Records -
========================================

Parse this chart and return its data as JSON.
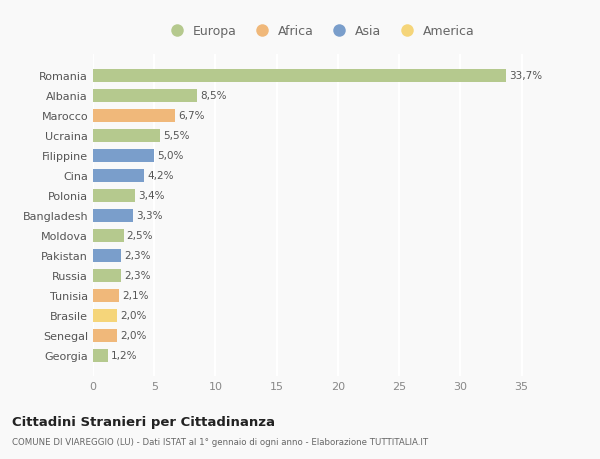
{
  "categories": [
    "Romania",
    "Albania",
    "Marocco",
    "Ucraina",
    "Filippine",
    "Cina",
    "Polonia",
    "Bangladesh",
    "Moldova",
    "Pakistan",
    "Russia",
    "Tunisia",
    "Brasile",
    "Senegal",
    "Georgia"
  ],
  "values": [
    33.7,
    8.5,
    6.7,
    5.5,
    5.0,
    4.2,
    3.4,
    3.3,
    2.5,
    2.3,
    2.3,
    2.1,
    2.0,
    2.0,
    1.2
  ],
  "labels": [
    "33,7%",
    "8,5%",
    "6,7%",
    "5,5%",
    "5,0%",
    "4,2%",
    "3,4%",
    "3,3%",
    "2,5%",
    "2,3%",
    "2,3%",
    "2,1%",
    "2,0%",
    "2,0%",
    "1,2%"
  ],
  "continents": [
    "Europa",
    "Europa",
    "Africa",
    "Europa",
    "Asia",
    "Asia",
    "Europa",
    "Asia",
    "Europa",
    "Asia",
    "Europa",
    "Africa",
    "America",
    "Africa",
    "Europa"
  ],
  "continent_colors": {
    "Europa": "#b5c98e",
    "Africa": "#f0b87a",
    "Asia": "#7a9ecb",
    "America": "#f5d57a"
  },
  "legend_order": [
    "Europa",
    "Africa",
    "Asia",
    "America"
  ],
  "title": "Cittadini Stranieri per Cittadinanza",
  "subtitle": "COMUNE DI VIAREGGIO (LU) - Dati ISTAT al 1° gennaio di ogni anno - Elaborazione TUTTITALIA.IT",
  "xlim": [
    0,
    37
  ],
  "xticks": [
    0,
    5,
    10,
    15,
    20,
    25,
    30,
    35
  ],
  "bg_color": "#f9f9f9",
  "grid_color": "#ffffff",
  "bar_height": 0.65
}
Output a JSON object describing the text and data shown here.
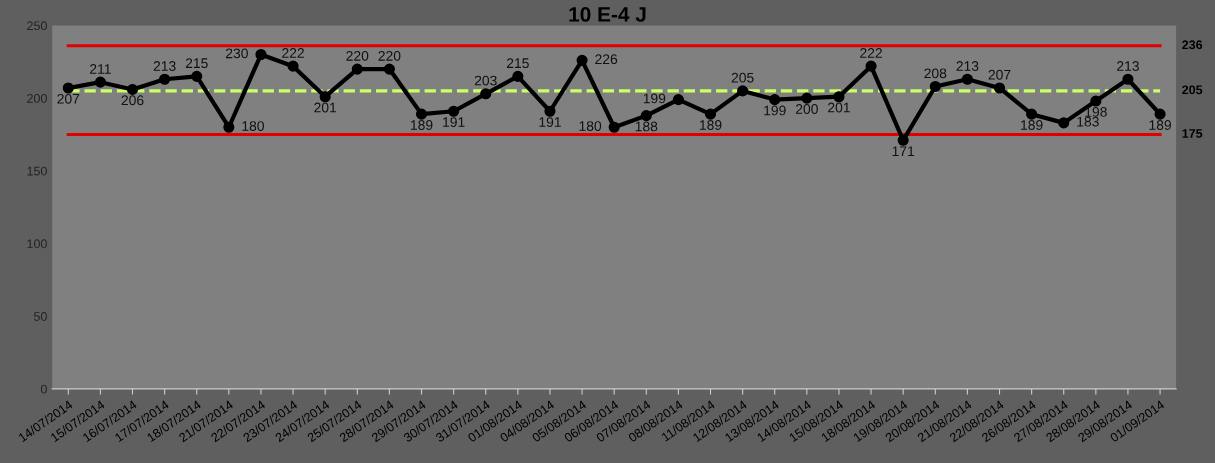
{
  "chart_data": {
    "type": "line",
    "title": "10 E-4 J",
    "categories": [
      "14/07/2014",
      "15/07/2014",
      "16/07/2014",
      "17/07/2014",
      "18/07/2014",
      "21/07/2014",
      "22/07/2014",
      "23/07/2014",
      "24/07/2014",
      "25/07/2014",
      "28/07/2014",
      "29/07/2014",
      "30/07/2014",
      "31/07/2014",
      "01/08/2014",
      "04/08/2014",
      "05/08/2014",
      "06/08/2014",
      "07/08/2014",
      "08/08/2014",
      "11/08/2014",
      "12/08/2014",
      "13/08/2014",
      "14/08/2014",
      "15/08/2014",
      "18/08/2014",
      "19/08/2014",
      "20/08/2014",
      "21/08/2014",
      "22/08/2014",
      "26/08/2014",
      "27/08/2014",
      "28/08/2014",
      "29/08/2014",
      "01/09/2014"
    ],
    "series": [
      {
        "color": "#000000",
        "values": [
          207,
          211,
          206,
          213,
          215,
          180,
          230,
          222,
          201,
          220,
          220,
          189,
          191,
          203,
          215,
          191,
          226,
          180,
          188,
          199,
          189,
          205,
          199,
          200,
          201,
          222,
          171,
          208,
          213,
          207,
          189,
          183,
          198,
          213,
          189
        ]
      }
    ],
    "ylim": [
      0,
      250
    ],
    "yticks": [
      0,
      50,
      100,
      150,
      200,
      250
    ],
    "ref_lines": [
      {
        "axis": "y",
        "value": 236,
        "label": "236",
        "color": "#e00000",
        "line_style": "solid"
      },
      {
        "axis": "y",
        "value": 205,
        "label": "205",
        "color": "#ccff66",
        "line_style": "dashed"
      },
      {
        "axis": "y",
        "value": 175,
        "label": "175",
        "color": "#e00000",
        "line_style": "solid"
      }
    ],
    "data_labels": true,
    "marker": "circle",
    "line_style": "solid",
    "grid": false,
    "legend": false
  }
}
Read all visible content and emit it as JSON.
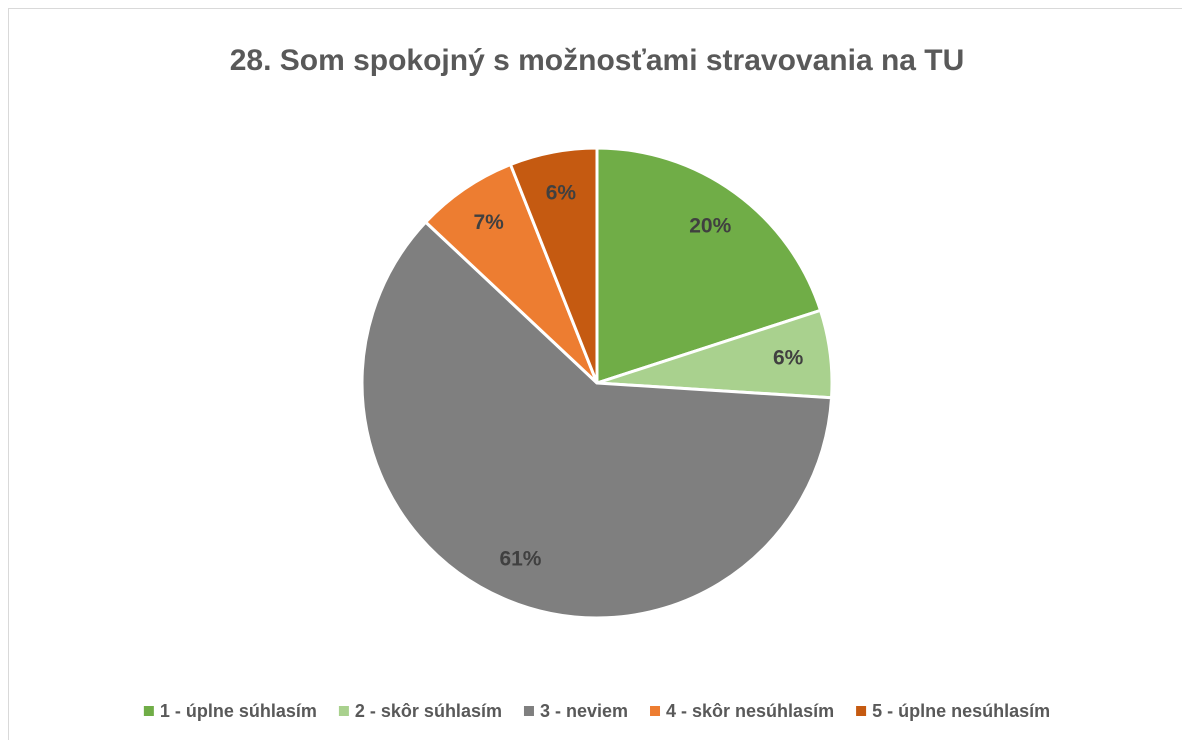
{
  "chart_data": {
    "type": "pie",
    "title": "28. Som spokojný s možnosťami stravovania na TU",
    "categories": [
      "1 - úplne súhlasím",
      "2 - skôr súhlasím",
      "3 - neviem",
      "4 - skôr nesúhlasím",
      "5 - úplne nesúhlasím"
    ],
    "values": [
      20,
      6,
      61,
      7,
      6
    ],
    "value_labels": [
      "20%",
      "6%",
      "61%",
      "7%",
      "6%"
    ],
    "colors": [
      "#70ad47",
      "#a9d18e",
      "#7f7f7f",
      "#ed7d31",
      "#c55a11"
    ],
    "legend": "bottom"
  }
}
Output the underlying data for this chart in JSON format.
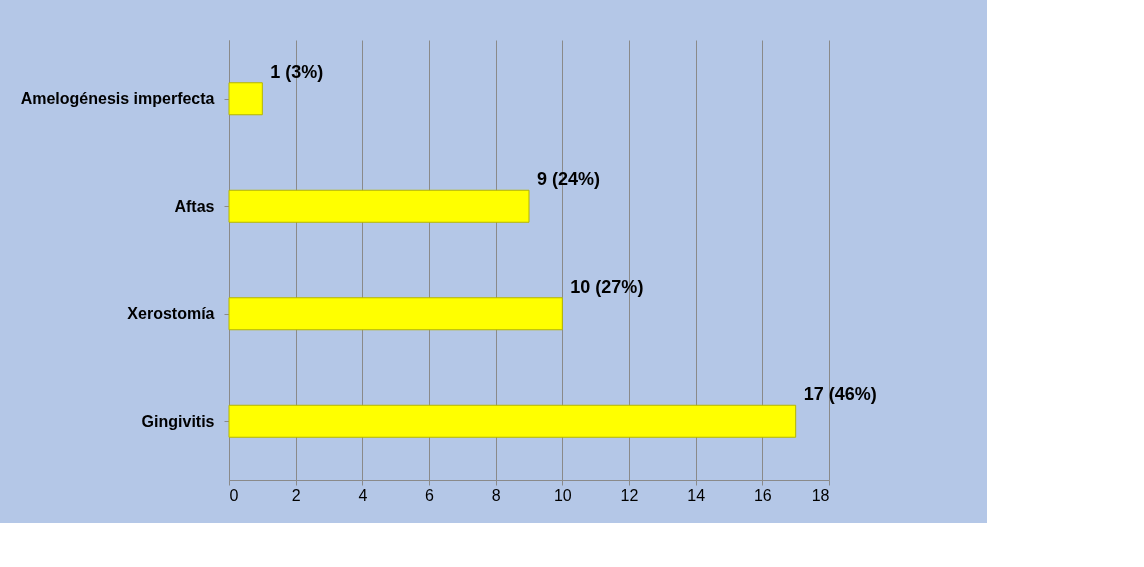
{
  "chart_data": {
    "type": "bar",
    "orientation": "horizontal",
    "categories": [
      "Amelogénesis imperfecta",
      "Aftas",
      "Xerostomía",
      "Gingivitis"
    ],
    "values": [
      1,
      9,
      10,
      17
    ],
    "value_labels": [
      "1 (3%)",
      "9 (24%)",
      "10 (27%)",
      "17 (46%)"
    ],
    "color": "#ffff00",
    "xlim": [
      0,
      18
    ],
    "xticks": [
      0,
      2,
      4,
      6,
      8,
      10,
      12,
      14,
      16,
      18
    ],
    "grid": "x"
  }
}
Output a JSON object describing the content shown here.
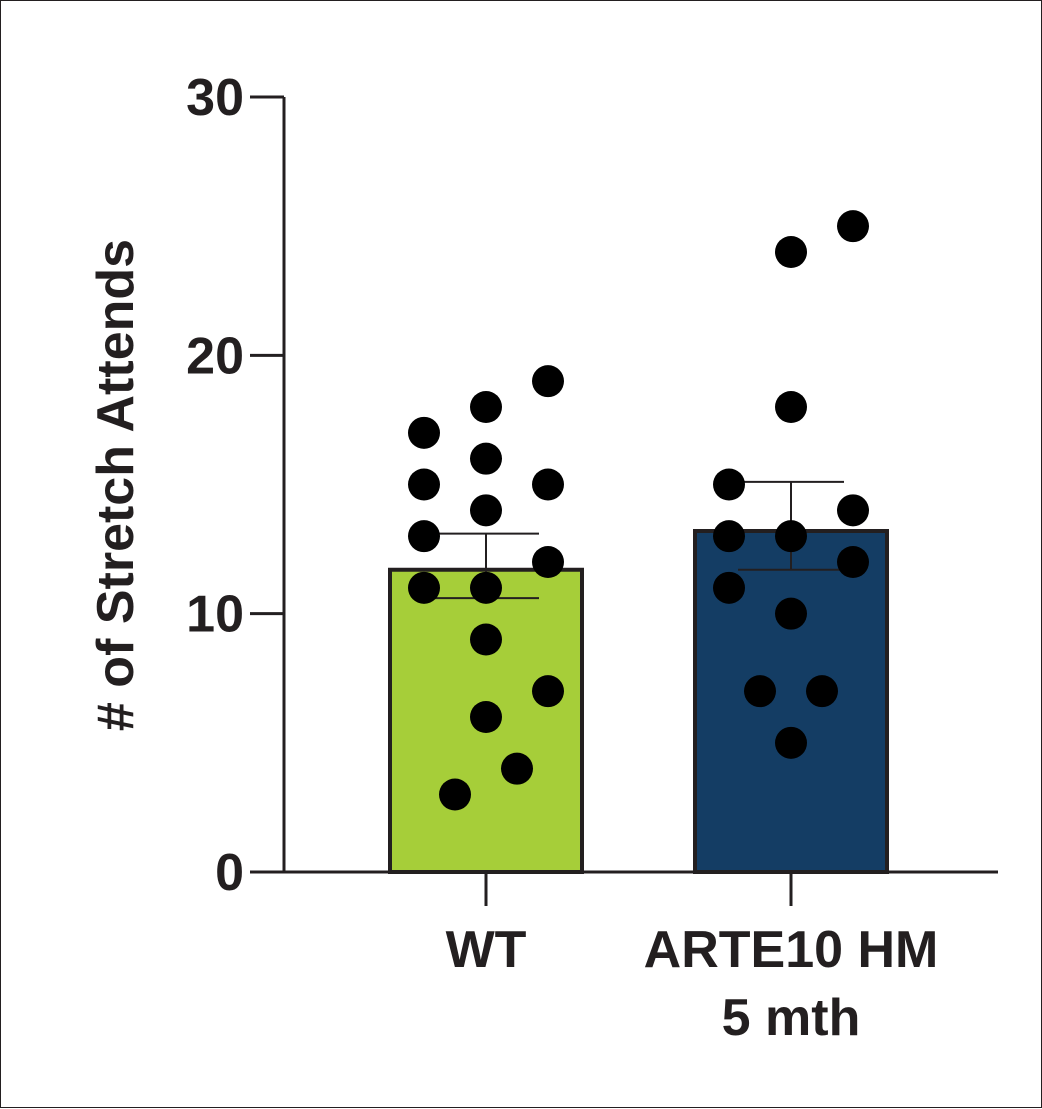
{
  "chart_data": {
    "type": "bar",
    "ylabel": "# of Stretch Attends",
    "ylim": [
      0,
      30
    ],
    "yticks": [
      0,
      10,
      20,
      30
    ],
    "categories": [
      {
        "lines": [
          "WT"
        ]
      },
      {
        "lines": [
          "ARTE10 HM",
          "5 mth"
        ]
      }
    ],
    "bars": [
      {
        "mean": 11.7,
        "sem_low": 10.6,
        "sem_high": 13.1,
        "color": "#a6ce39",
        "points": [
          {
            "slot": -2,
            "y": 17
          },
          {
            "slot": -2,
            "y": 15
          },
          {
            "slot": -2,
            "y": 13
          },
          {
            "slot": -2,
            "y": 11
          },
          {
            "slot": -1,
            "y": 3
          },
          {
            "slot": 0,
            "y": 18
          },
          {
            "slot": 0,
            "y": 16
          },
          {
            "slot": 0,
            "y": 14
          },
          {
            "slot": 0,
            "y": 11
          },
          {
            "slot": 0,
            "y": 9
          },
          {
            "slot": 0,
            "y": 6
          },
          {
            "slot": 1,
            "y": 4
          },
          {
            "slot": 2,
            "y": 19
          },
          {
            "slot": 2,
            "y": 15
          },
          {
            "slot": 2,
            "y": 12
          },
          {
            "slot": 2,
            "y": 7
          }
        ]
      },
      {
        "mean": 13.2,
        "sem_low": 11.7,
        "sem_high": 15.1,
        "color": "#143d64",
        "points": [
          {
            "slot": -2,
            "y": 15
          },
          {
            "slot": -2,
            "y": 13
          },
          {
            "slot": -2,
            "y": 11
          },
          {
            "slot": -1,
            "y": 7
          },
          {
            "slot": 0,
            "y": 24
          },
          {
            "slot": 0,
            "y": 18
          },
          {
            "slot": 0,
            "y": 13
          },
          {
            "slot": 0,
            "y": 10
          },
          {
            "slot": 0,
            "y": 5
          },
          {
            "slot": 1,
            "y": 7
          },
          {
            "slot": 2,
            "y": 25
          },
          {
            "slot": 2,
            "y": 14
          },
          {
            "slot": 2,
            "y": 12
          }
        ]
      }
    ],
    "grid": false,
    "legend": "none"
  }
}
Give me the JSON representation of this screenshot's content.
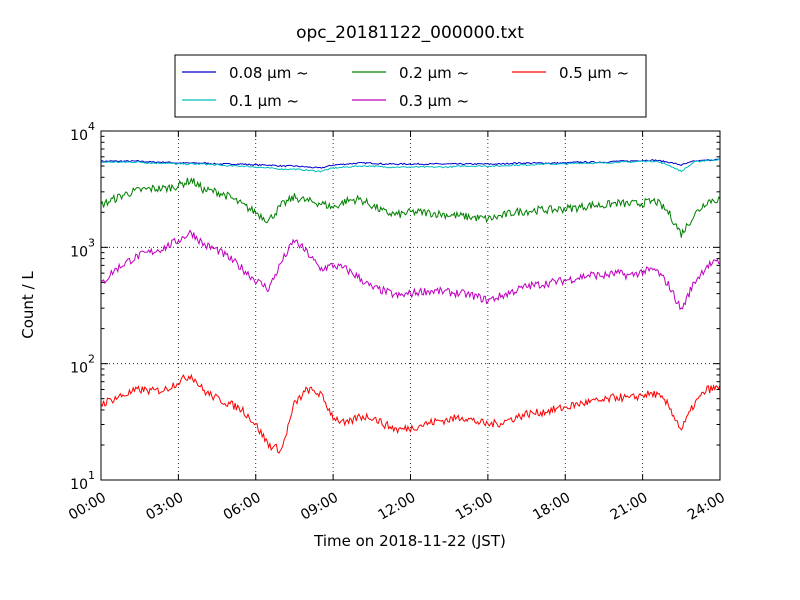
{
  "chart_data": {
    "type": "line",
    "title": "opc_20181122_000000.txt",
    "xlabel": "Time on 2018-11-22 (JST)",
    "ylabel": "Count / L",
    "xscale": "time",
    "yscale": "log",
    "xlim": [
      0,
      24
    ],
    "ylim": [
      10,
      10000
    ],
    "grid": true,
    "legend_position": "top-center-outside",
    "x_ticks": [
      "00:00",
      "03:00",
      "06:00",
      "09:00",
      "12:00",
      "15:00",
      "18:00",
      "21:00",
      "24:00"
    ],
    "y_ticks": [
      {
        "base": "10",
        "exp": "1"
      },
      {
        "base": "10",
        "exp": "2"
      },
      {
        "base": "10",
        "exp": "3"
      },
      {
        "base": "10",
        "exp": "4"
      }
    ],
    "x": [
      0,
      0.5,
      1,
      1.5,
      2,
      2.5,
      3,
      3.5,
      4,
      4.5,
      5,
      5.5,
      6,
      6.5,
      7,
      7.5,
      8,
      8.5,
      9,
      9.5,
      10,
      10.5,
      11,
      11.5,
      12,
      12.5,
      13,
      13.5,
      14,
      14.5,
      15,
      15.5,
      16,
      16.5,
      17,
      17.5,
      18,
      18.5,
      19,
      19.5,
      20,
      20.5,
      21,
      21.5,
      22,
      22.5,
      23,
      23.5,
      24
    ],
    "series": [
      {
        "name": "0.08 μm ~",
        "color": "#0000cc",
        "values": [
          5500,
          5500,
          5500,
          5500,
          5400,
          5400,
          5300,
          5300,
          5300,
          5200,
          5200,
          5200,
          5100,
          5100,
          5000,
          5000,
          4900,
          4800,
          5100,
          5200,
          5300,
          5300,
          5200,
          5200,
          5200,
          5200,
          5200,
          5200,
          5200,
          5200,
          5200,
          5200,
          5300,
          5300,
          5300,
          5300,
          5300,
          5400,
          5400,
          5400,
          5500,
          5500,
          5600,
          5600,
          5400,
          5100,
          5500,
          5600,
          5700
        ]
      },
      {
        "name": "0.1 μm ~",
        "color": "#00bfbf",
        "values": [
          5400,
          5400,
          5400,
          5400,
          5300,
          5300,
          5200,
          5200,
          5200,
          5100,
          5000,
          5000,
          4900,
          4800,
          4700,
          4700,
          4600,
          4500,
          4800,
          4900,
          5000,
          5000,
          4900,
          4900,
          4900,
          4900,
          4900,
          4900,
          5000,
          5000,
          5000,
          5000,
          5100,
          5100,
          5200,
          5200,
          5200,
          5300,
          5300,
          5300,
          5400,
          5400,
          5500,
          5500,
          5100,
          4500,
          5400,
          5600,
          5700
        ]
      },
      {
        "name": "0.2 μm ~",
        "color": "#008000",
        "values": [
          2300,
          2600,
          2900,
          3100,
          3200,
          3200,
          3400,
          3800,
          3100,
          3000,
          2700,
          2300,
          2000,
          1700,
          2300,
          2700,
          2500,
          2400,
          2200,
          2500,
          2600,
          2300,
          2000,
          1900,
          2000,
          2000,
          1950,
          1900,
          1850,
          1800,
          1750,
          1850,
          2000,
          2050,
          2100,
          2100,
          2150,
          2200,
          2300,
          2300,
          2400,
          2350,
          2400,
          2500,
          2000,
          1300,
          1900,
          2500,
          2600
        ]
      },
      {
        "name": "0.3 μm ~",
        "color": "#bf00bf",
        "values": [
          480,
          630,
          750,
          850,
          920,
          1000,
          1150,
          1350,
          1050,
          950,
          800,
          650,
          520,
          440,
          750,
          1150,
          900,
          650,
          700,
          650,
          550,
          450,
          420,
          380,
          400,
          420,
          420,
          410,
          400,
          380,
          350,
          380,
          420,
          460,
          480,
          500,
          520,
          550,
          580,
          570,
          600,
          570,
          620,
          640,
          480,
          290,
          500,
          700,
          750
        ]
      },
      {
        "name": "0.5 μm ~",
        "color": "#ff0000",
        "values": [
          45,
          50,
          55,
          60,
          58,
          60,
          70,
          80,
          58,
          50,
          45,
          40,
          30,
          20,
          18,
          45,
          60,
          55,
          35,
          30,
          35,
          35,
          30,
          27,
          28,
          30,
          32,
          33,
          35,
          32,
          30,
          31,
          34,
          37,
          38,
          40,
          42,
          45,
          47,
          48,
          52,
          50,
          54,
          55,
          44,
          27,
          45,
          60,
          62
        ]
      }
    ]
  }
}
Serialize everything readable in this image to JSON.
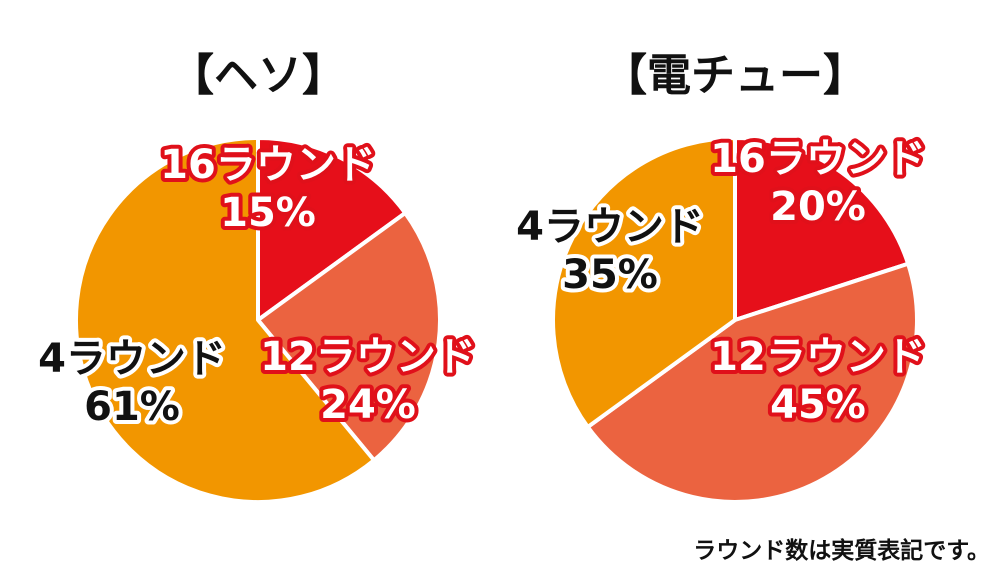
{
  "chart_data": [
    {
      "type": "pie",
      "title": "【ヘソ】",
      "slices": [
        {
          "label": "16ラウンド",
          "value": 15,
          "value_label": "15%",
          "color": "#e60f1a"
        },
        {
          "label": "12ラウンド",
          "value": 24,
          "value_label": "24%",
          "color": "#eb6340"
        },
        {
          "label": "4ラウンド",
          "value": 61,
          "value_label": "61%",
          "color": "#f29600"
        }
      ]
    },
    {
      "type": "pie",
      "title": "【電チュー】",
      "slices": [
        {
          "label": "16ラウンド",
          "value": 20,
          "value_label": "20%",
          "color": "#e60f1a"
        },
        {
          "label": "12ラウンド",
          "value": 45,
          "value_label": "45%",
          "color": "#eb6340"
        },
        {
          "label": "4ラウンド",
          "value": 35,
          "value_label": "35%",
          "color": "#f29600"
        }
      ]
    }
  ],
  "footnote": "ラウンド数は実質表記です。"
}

========================================

What needs to be done -
Repeat the line containing "Serialize everything readable" and every line after it up to the end of the material above, exactly as they stand, minus the pictures.

The answer -
Serialize everything readable in this image to JSON.
{
  "chart_data": [
    {
      "type": "pie",
      "title": "【ヘソ】",
      "slices": [
        {
          "label": "16ラウンド",
          "value": 15,
          "value_label": "15%",
          "color": "#e60f1a"
        },
        {
          "label": "12ラウンド",
          "value": 24,
          "value_label": "24%",
          "color": "#eb6340"
        },
        {
          "label": "4ラウンド",
          "value": 61,
          "value_label": "61%",
          "color": "#f29600"
        }
      ]
    },
    {
      "type": "pie",
      "title": "【電チュー】",
      "slices": [
        {
          "label": "16ラウンド",
          "value": 20,
          "value_label": "20%",
          "color": "#e60f1a"
        },
        {
          "label": "12ラウンド",
          "value": 45,
          "value_label": "45%",
          "color": "#eb6340"
        },
        {
          "label": "4ラウンド",
          "value": 35,
          "value_label": "35%",
          "color": "#f29600"
        }
      ]
    }
  ],
  "footnote": "ラウンド数は実質表記です。"
}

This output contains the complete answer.